--- Given exercise ---
Repeat the material verbatim. Images are excluded from the copy.

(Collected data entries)
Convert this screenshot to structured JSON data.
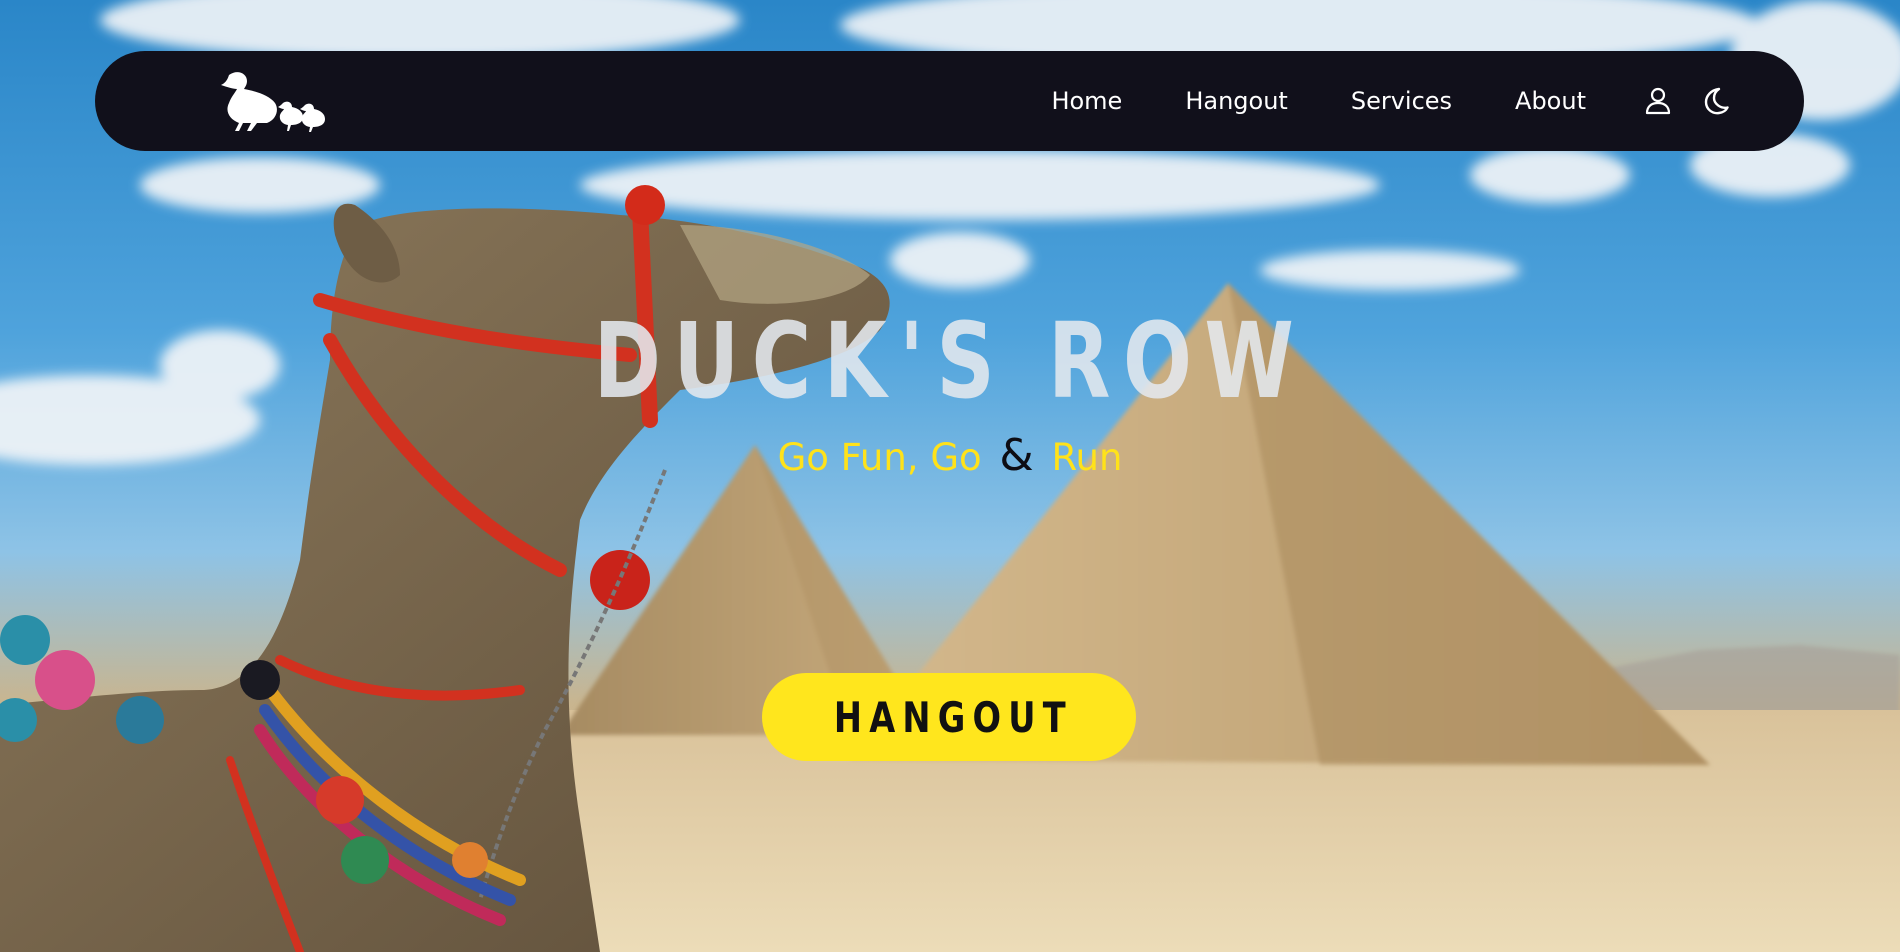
{
  "nav": {
    "logo_alt": "duck family logo",
    "links": [
      {
        "label": "Home"
      },
      {
        "label": "Hangout"
      },
      {
        "label": "Services"
      },
      {
        "label": "About"
      }
    ],
    "icons": [
      "user-icon",
      "moon-icon"
    ]
  },
  "hero": {
    "title": "DUCK'S ROW",
    "tagline_part1": "Go Fun, Go",
    "tagline_amp": "&",
    "tagline_part2": "Run",
    "cta_label": "HANGOUT"
  },
  "colors": {
    "navbar_bg": "#11101b",
    "accent_yellow": "#ffe61d",
    "title_color": "#e4e8ee"
  }
}
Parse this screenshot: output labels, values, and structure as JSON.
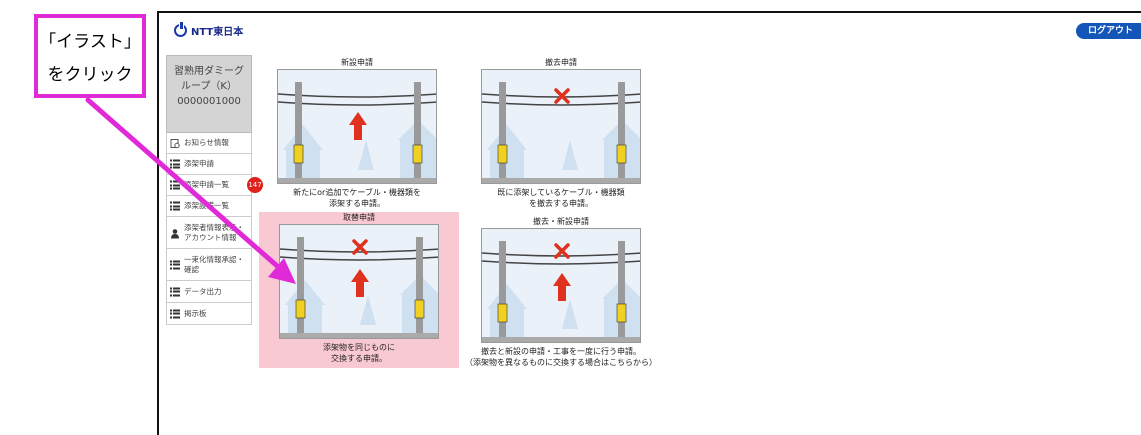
{
  "callout": {
    "line1": "「イラスト」",
    "line2": "をクリック"
  },
  "header": {
    "logo_text": "NTT東日本",
    "logout_label": "ログアウト"
  },
  "sidebar": {
    "group": {
      "line1": "習熟用ダミーグ",
      "line2": "ループ（K）",
      "line3": "0000001000"
    },
    "items": [
      {
        "label": "お知らせ情報",
        "icon": "notification-icon"
      },
      {
        "label": "添架申請",
        "icon": "list-icon"
      },
      {
        "label": "添架申請一覧",
        "icon": "list-icon",
        "badge": "147"
      },
      {
        "label": "添架設備一覧",
        "icon": "list-icon"
      },
      {
        "label": "添架者情報表示・アカウント情報",
        "icon": "person-icon"
      },
      {
        "label": "一束化情報承認・確認",
        "icon": "list-icon"
      },
      {
        "label": "データ出力",
        "icon": "list-icon"
      },
      {
        "label": "掲示板",
        "icon": "list-icon"
      }
    ]
  },
  "cards": {
    "new": {
      "title": "新設申請",
      "desc1": "新たにor追加でケーブル・機器類を",
      "desc2": "添架する申請。"
    },
    "remove": {
      "title": "撤去申請",
      "desc1": "既に添架しているケーブル・機器類",
      "desc2": "を撤去する申請。"
    },
    "replace": {
      "title": "取替申請",
      "desc1": "添架物を同じものに",
      "desc2": "交換する申請。"
    },
    "remove_new": {
      "title": "撤去・新設申請",
      "desc1": "撤去と新設の申請・工事を一度に行う申請。",
      "desc2": "（添架物を異なるものに交換する場合はこちらから）"
    }
  },
  "colors": {
    "callout_border": "#e02ad8",
    "arrow": "#e02ad8",
    "highlight": "#f9c9d3",
    "logout_bg": "#1456b8",
    "badge": "#e0201a"
  }
}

--- Exercise output ---
Convert this screenshot to structured JSON data.
{
  "nav": {
    "logo_alt": "duck family logo",
    "links": [
      {
        "label": "Home"
      },
      {
        "label": "Hangout"
      },
      {
        "label": "Services"
      },
      {
        "label": "About"
      }
    ],
    "icons": [
      "user-icon",
      "moon-icon"
    ]
  },
  "hero": {
    "title": "DUCK'S ROW",
    "tagline_part1": "Go Fun, Go",
    "tagline_amp": "&",
    "tagline_part2": "Run",
    "cta_label": "HANGOUT"
  },
  "colors": {
    "navbar_bg": "#11101b",
    "accent_yellow": "#ffe61d",
    "title_color": "#e4e8ee"
  }
}
Parse this screenshot: output labels, values, and structure as JSON.
{
  "callout": {
    "line1": "「イラスト」",
    "line2": "をクリック"
  },
  "header": {
    "logo_text": "NTT東日本",
    "logout_label": "ログアウト"
  },
  "sidebar": {
    "group": {
      "line1": "習熟用ダミーグ",
      "line2": "ループ（K）",
      "line3": "0000001000"
    },
    "items": [
      {
        "label": "お知らせ情報",
        "icon": "notification-icon"
      },
      {
        "label": "添架申請",
        "icon": "list-icon"
      },
      {
        "label": "添架申請一覧",
        "icon": "list-icon",
        "badge": "147"
      },
      {
        "label": "添架設備一覧",
        "icon": "list-icon"
      },
      {
        "label": "添架者情報表示・アカウント情報",
        "icon": "person-icon"
      },
      {
        "label": "一束化情報承認・確認",
        "icon": "list-icon"
      },
      {
        "label": "データ出力",
        "icon": "list-icon"
      },
      {
        "label": "掲示板",
        "icon": "list-icon"
      }
    ]
  },
  "cards": {
    "new": {
      "title": "新設申請",
      "desc1": "新たにor追加でケーブル・機器類を",
      "desc2": "添架する申請。"
    },
    "remove": {
      "title": "撤去申請",
      "desc1": "既に添架しているケーブル・機器類",
      "desc2": "を撤去する申請。"
    },
    "replace": {
      "title": "取替申請",
      "desc1": "添架物を同じものに",
      "desc2": "交換する申請。"
    },
    "remove_new": {
      "title": "撤去・新設申請",
      "desc1": "撤去と新設の申請・工事を一度に行う申請。",
      "desc2": "（添架物を異なるものに交換する場合はこちらから）"
    }
  },
  "colors": {
    "callout_border": "#e02ad8",
    "arrow": "#e02ad8",
    "highlight": "#f9c9d3",
    "logout_bg": "#1456b8",
    "badge": "#e0201a"
  }
}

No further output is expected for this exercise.